## [Dataset rows]
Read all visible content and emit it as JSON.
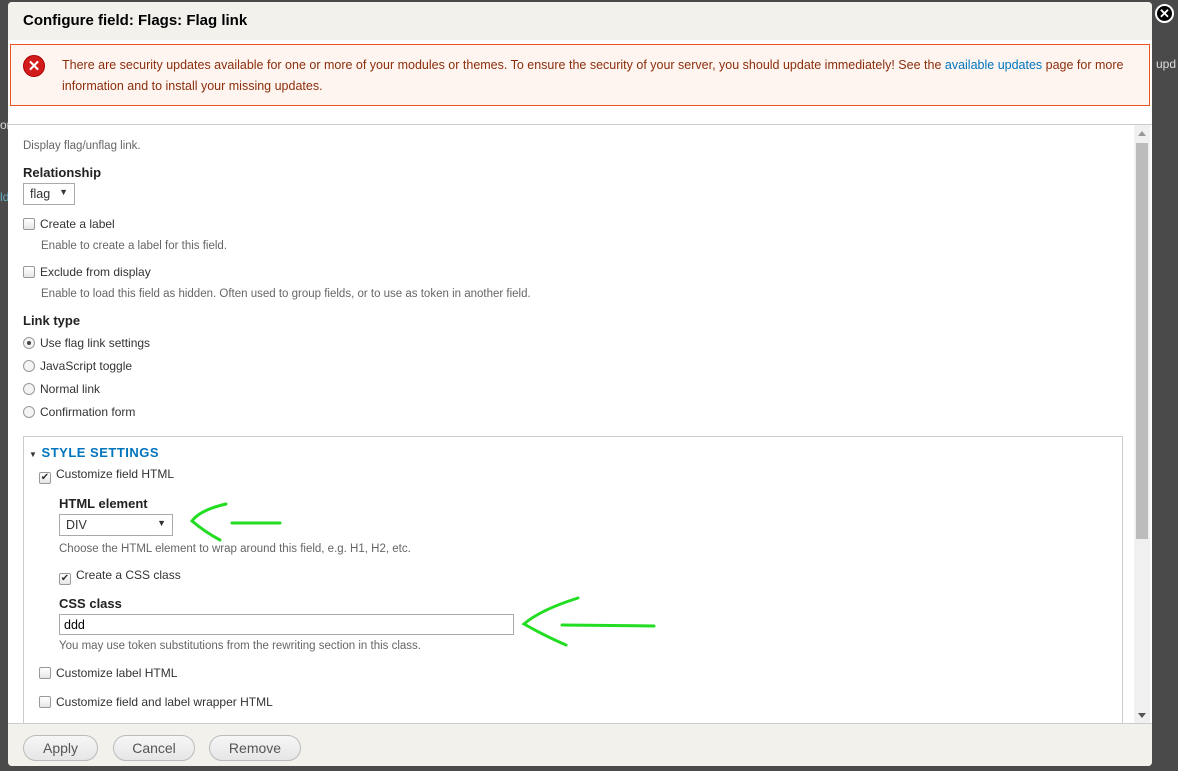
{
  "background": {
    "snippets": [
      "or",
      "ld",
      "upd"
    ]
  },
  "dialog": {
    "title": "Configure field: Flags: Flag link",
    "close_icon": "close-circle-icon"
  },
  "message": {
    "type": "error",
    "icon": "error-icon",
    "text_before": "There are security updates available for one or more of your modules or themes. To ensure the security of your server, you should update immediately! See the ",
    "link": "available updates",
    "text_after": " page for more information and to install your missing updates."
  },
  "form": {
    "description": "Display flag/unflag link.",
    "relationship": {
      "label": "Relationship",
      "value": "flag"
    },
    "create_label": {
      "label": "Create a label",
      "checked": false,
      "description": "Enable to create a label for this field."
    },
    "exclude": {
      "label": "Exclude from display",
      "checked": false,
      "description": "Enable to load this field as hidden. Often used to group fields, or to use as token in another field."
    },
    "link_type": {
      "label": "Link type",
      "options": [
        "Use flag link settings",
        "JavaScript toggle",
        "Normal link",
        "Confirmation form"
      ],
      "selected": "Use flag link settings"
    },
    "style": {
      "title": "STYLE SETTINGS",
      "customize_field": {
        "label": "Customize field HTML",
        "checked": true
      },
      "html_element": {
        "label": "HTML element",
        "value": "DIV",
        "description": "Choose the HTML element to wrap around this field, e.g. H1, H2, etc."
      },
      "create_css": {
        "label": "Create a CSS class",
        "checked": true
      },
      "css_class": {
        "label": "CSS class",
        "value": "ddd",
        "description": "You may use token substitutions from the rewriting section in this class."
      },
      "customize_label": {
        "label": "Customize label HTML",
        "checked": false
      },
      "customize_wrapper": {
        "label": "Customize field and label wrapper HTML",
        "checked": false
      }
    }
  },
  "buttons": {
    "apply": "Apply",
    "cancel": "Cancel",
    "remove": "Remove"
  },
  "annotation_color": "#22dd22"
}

## [Instructions for the task]
Pictures don't belong in the copy. Transcribe every record exactly as it appears.

## [Task response]
Read all visible content and emit it as JSON.
{
  "background": {
    "snippets": [
      "or",
      "ld",
      "upd"
    ]
  },
  "dialog": {
    "title": "Configure field: Flags: Flag link",
    "close_icon": "close-circle-icon"
  },
  "message": {
    "type": "error",
    "icon": "error-icon",
    "text_before": "There are security updates available for one or more of your modules or themes. To ensure the security of your server, you should update immediately! See the ",
    "link": "available updates",
    "text_after": " page for more information and to install your missing updates."
  },
  "form": {
    "description": "Display flag/unflag link.",
    "relationship": {
      "label": "Relationship",
      "value": "flag"
    },
    "create_label": {
      "label": "Create a label",
      "checked": false,
      "description": "Enable to create a label for this field."
    },
    "exclude": {
      "label": "Exclude from display",
      "checked": false,
      "description": "Enable to load this field as hidden. Often used to group fields, or to use as token in another field."
    },
    "link_type": {
      "label": "Link type",
      "options": [
        "Use flag link settings",
        "JavaScript toggle",
        "Normal link",
        "Confirmation form"
      ],
      "selected": "Use flag link settings"
    },
    "style": {
      "title": "STYLE SETTINGS",
      "customize_field": {
        "label": "Customize field HTML",
        "checked": true
      },
      "html_element": {
        "label": "HTML element",
        "value": "DIV",
        "description": "Choose the HTML element to wrap around this field, e.g. H1, H2, etc."
      },
      "create_css": {
        "label": "Create a CSS class",
        "checked": true
      },
      "css_class": {
        "label": "CSS class",
        "value": "ddd",
        "description": "You may use token substitutions from the rewriting section in this class."
      },
      "customize_label": {
        "label": "Customize label HTML",
        "checked": false
      },
      "customize_wrapper": {
        "label": "Customize field and label wrapper HTML",
        "checked": false
      }
    }
  },
  "buttons": {
    "apply": "Apply",
    "cancel": "Cancel",
    "remove": "Remove"
  },
  "annotation_color": "#22dd22"
}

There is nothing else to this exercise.